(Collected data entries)

━━━━

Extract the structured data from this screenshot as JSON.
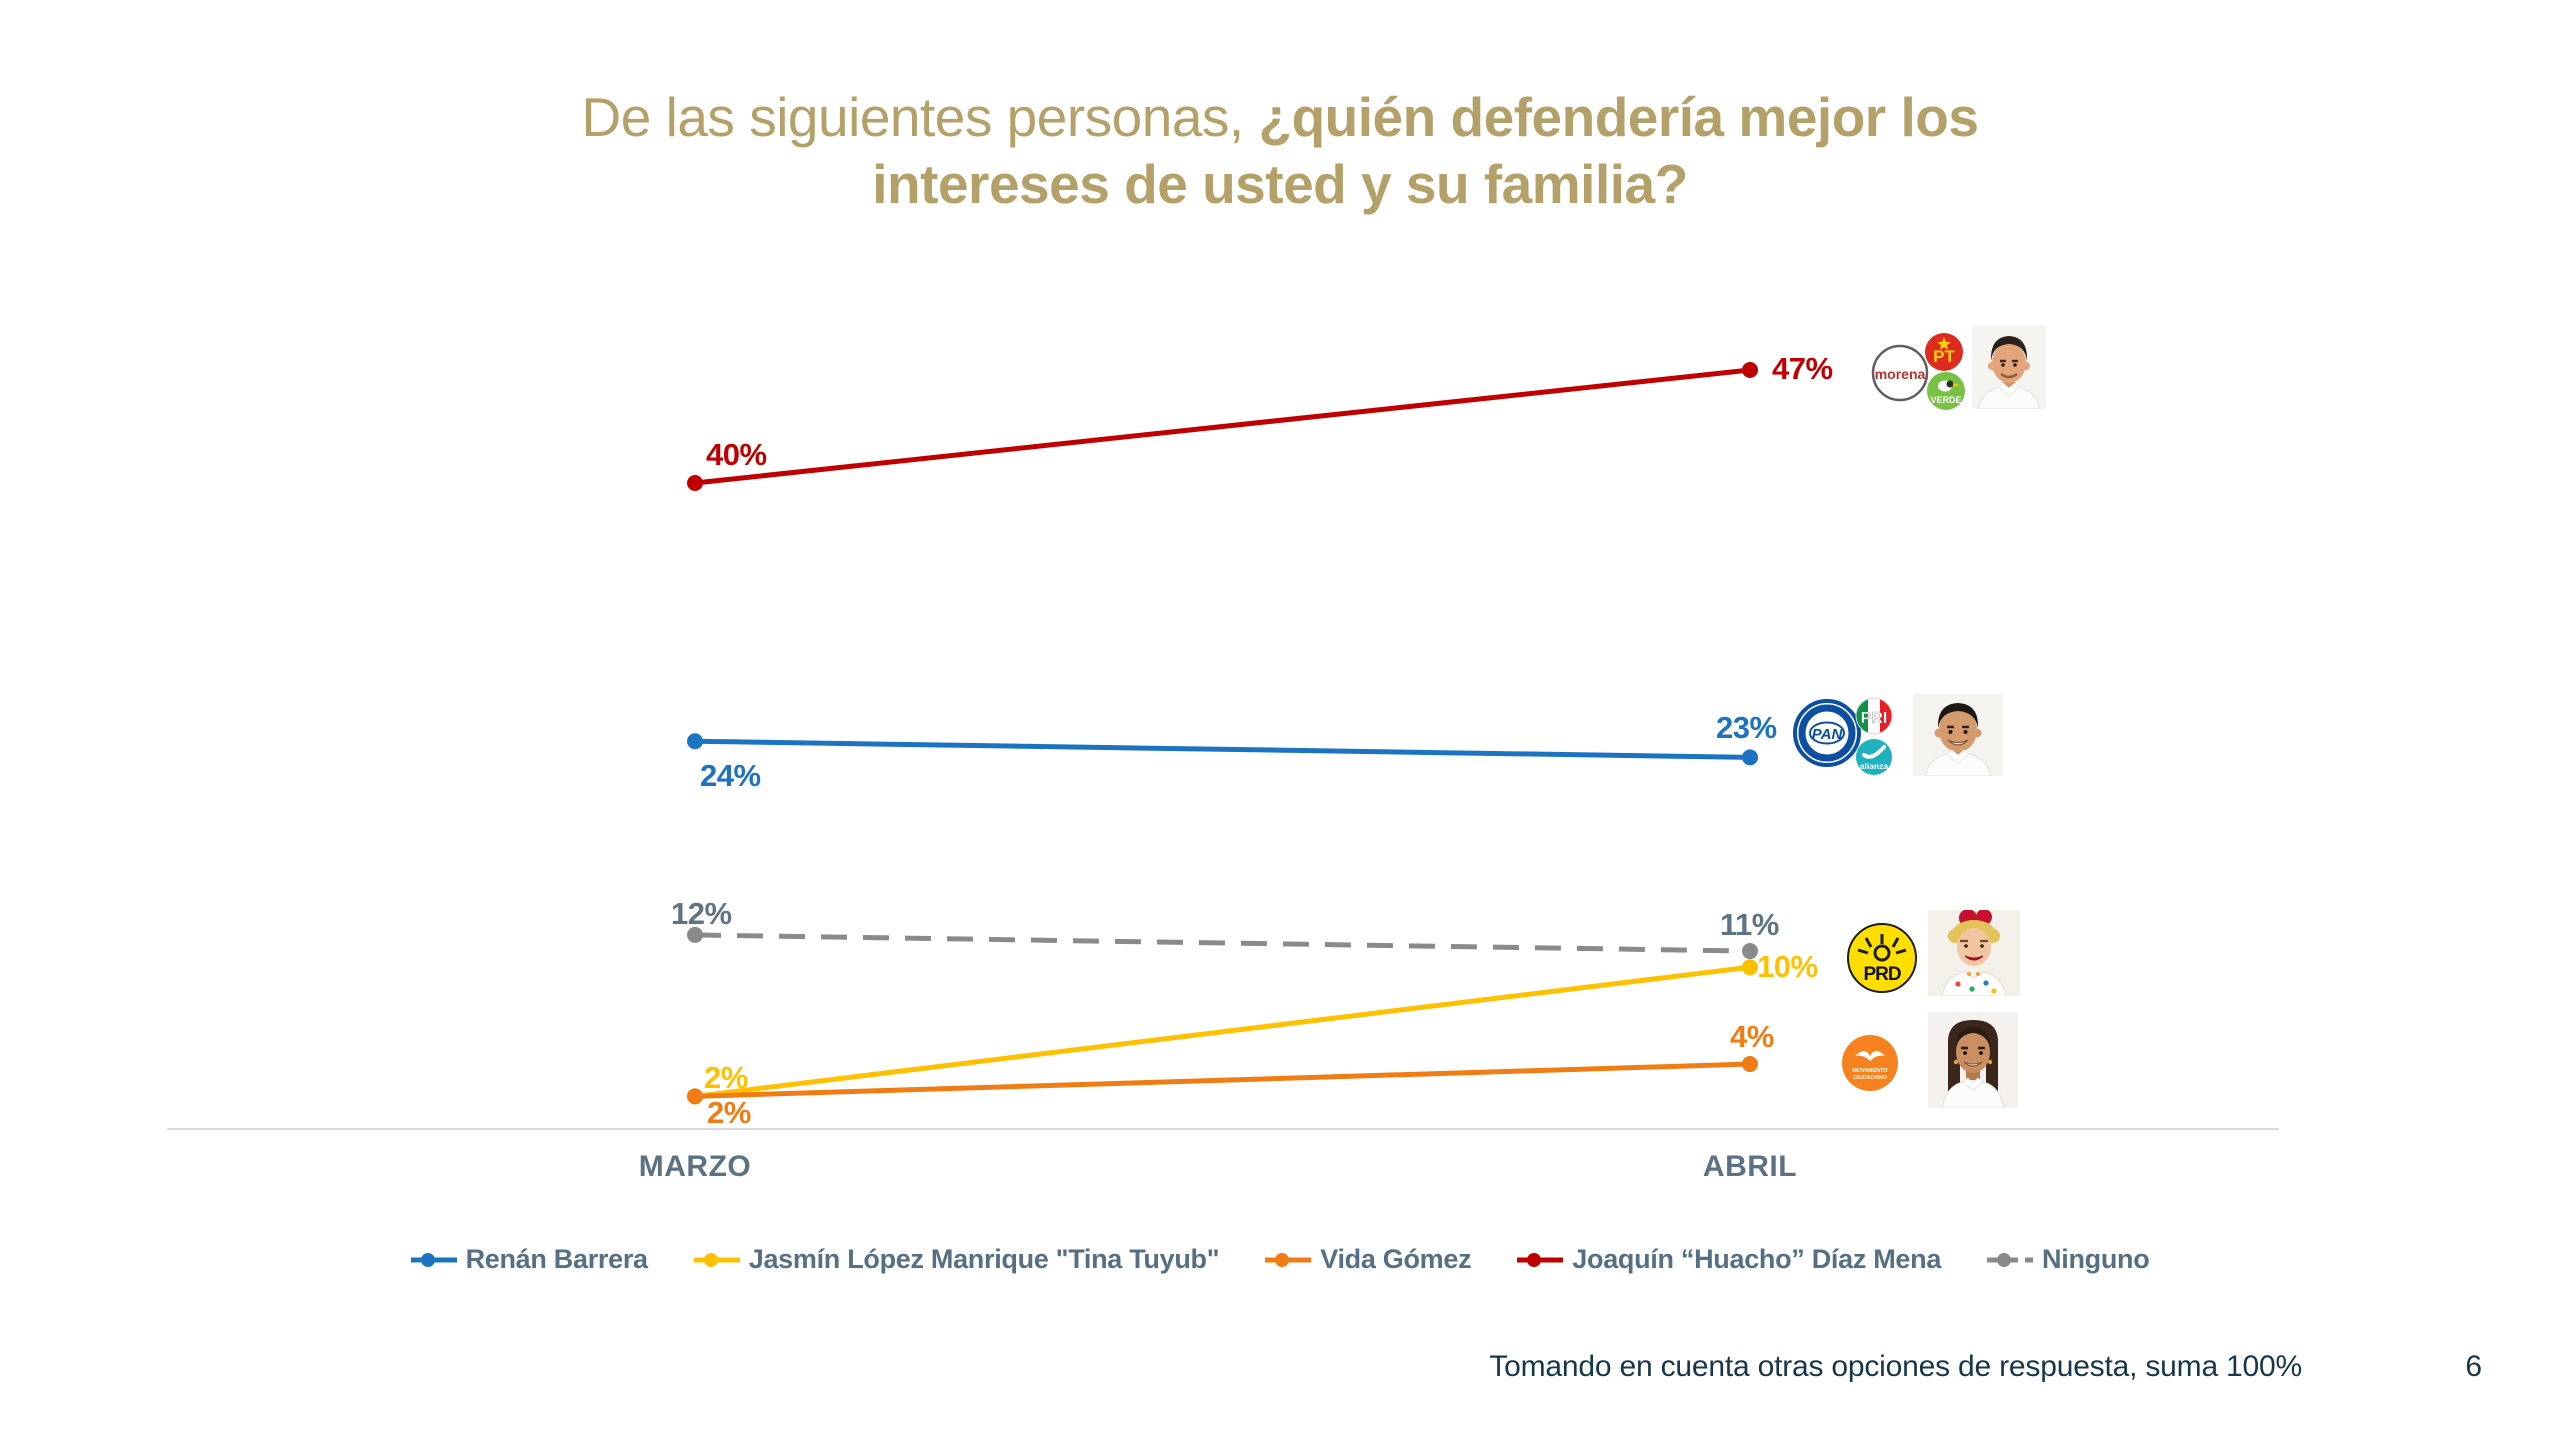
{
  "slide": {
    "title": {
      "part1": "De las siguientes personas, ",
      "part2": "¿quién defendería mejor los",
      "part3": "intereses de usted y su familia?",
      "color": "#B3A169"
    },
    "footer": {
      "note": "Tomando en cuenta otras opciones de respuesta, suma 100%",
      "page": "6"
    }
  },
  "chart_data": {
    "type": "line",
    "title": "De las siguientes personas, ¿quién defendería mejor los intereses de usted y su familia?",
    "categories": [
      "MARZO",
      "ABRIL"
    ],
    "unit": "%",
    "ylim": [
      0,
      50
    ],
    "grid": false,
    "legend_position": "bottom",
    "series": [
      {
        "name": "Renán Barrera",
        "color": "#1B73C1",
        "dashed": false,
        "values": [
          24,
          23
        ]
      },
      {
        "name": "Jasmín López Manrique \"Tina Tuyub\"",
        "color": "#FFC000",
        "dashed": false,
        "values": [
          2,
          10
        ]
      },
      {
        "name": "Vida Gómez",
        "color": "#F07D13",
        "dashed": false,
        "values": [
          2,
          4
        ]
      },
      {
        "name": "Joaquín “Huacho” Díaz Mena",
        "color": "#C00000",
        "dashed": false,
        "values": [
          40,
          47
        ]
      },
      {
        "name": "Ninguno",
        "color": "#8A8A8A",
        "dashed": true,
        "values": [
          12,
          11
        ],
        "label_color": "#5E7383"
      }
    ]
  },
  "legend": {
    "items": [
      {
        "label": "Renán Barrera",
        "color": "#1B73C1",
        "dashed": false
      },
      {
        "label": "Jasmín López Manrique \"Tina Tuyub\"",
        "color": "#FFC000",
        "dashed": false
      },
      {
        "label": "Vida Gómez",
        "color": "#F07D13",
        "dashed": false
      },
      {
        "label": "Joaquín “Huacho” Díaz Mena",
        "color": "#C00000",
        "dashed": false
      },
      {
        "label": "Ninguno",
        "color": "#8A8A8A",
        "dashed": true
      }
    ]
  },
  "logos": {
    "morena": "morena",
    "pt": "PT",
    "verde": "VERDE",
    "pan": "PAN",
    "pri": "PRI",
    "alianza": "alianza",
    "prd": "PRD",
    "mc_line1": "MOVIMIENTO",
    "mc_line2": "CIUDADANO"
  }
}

━━━━

### Task instructions
Transcribe the whole listing exactly. Pictures are excluded.

### Task result
Extract the structured data from this screenshot as JSON.
{
  "slide": {
    "title": {
      "part1": "De las siguientes personas, ",
      "part2": "¿quién defendería mejor los",
      "part3": "intereses de usted y su familia?",
      "color": "#B3A169"
    },
    "footer": {
      "note": "Tomando en cuenta otras opciones de respuesta, suma 100%",
      "page": "6"
    }
  },
  "chart_data": {
    "type": "line",
    "title": "De las siguientes personas, ¿quién defendería mejor los intereses de usted y su familia?",
    "categories": [
      "MARZO",
      "ABRIL"
    ],
    "unit": "%",
    "ylim": [
      0,
      50
    ],
    "grid": false,
    "legend_position": "bottom",
    "series": [
      {
        "name": "Renán Barrera",
        "color": "#1B73C1",
        "dashed": false,
        "values": [
          24,
          23
        ]
      },
      {
        "name": "Jasmín López Manrique \"Tina Tuyub\"",
        "color": "#FFC000",
        "dashed": false,
        "values": [
          2,
          10
        ]
      },
      {
        "name": "Vida Gómez",
        "color": "#F07D13",
        "dashed": false,
        "values": [
          2,
          4
        ]
      },
      {
        "name": "Joaquín “Huacho” Díaz Mena",
        "color": "#C00000",
        "dashed": false,
        "values": [
          40,
          47
        ]
      },
      {
        "name": "Ninguno",
        "color": "#8A8A8A",
        "dashed": true,
        "values": [
          12,
          11
        ],
        "label_color": "#5E7383"
      }
    ]
  },
  "legend": {
    "items": [
      {
        "label": "Renán Barrera",
        "color": "#1B73C1",
        "dashed": false
      },
      {
        "label": "Jasmín López Manrique \"Tina Tuyub\"",
        "color": "#FFC000",
        "dashed": false
      },
      {
        "label": "Vida Gómez",
        "color": "#F07D13",
        "dashed": false
      },
      {
        "label": "Joaquín “Huacho” Díaz Mena",
        "color": "#C00000",
        "dashed": false
      },
      {
        "label": "Ninguno",
        "color": "#8A8A8A",
        "dashed": true
      }
    ]
  },
  "logos": {
    "morena": "morena",
    "pt": "PT",
    "verde": "VERDE",
    "pan": "PAN",
    "pri": "PRI",
    "alianza": "alianza",
    "prd": "PRD",
    "mc_line1": "MOVIMIENTO",
    "mc_line2": "CIUDADANO"
  }
}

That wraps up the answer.